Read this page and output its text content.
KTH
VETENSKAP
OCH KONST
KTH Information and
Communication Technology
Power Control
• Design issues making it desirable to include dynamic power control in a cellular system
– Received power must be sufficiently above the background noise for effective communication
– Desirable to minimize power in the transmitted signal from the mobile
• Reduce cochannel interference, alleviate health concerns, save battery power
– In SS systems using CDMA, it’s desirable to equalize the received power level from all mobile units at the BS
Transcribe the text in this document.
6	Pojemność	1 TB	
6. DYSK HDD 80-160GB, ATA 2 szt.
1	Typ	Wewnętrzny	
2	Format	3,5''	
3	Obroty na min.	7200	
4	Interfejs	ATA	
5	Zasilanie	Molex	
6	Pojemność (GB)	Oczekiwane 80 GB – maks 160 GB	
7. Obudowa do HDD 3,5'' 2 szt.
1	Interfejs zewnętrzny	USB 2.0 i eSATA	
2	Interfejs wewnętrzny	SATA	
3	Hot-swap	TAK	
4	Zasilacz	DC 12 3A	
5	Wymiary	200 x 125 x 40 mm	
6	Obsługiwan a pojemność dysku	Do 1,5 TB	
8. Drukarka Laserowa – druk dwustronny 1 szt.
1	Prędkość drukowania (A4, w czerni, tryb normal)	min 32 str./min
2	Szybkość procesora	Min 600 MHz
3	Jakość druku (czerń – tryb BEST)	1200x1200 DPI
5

### Instructions to follow:
Print all of the entries exactly as they appear.

### Task result:
Read this page and output its text content.
KTH
VETENSKAP
OCH KONST
KTH Information and
Communication Technology
Power Control
• Design issues making it desirable to include dynamic power control in a cellular system
– Received power must be sufficiently above the background noise for effective communication
– Desirable to minimize power in the transmitted signal from the mobile
• Reduce cochannel interference, alleviate health concerns, save battery power
– In SS systems using CDMA, it’s desirable to equalize the received power level from all mobile units at the BS
Transcribe the text in this document.
6	Pojemność	1 TB	
6. DYSK HDD 80-160GB, ATA 2 szt.
1	Typ	Wewnętrzny	
2	Format	3,5''	
3	Obroty na min.	7200	
4	Interfejs	ATA	
5	Zasilanie	Molex	
6	Pojemność (GB)	Oczekiwane 80 GB – maks 160 GB	
7. Obudowa do HDD 3,5'' 2 szt.
1	Interfejs zewnętrzny	USB 2.0 i eSATA	
2	Interfejs wewnętrzny	SATA	
3	Hot-swap	TAK	
4	Zasilacz	DC 12 3A	
5	Wymiary	200 x 125 x 40 mm	
6	Obsługiwan a pojemność dysku	Do 1,5 TB	
8. Drukarka Laserowa – druk dwustronny 1 szt.
1	Prędkość drukowania (A4, w czerni, tryb normal)	min 32 str./min
2	Szybkość procesora	Min 600 MHz
3	Jakość druku (czerń – tryb BEST)	1200x1200 DPI
5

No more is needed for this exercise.